▸ **RECORDS PROVIDED**:
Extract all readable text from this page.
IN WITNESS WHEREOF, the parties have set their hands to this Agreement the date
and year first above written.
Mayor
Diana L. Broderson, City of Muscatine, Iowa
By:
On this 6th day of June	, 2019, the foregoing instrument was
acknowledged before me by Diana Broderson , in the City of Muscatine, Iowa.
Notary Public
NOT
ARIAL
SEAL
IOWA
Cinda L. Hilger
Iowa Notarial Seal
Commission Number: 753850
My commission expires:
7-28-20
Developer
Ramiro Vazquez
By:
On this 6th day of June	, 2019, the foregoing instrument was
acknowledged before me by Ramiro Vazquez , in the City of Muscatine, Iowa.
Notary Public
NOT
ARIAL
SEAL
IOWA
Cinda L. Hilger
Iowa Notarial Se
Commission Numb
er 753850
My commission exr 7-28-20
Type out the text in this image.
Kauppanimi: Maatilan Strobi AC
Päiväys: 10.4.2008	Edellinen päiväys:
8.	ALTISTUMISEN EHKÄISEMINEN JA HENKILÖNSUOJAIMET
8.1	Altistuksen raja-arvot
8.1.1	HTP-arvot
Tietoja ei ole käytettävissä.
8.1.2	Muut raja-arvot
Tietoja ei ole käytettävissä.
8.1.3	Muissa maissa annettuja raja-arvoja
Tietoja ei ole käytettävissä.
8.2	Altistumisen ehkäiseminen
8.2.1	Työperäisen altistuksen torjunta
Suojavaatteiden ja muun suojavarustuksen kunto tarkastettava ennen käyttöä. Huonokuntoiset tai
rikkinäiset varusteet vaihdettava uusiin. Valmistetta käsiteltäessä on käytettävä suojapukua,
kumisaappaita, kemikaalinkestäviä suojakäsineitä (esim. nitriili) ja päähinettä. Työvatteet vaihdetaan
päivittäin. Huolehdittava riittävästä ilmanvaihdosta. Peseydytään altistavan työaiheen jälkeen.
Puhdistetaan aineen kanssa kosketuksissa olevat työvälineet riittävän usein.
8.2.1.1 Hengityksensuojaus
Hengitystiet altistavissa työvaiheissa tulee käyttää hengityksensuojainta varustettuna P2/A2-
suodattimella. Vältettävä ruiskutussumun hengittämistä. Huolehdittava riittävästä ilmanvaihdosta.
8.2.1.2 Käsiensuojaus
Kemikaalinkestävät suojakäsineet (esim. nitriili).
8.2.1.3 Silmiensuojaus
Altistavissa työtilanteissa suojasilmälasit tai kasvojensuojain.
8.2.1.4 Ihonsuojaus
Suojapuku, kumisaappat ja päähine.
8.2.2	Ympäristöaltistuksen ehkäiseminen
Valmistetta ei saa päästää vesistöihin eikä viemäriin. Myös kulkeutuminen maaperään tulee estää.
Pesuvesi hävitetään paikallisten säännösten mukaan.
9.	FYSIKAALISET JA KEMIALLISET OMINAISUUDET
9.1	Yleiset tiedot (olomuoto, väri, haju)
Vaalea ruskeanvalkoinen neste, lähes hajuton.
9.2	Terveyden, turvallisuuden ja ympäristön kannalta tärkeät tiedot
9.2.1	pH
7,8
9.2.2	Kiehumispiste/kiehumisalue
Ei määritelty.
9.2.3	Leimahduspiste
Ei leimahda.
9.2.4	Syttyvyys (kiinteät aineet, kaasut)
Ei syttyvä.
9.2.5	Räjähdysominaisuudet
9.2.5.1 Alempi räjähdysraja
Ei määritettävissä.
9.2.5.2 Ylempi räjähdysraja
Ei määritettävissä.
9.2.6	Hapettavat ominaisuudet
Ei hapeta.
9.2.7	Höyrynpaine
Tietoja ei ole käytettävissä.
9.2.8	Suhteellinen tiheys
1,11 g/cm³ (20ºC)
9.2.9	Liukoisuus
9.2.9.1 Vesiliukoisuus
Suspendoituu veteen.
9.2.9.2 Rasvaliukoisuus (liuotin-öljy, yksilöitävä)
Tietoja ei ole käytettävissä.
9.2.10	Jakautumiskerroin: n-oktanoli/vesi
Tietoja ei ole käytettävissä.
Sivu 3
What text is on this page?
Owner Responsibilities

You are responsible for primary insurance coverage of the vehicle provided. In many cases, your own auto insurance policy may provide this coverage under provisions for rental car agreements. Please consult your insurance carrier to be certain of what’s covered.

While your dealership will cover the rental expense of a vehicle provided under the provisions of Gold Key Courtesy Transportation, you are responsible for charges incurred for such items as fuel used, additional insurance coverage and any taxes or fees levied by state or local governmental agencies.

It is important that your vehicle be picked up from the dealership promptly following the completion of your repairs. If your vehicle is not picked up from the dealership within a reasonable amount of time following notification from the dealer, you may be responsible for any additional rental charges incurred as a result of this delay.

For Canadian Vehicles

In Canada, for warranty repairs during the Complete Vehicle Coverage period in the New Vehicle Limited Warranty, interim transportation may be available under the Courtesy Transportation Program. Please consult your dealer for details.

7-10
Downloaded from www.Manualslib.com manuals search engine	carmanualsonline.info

▸ **TASK DIRECTIONS**:
Gather each line holding the string "Valmistetta".

▸ **FINISHED EXERCISE**:
rikkinäiset varusteet vaihdettava uusiin. Valmistetta käsiteltäessä on käytettävä suojapukua,
Valmistetta ei saa päästää vesistöihin eikä viemäriin. Myös kulkeutuminen maaperään tulee estää.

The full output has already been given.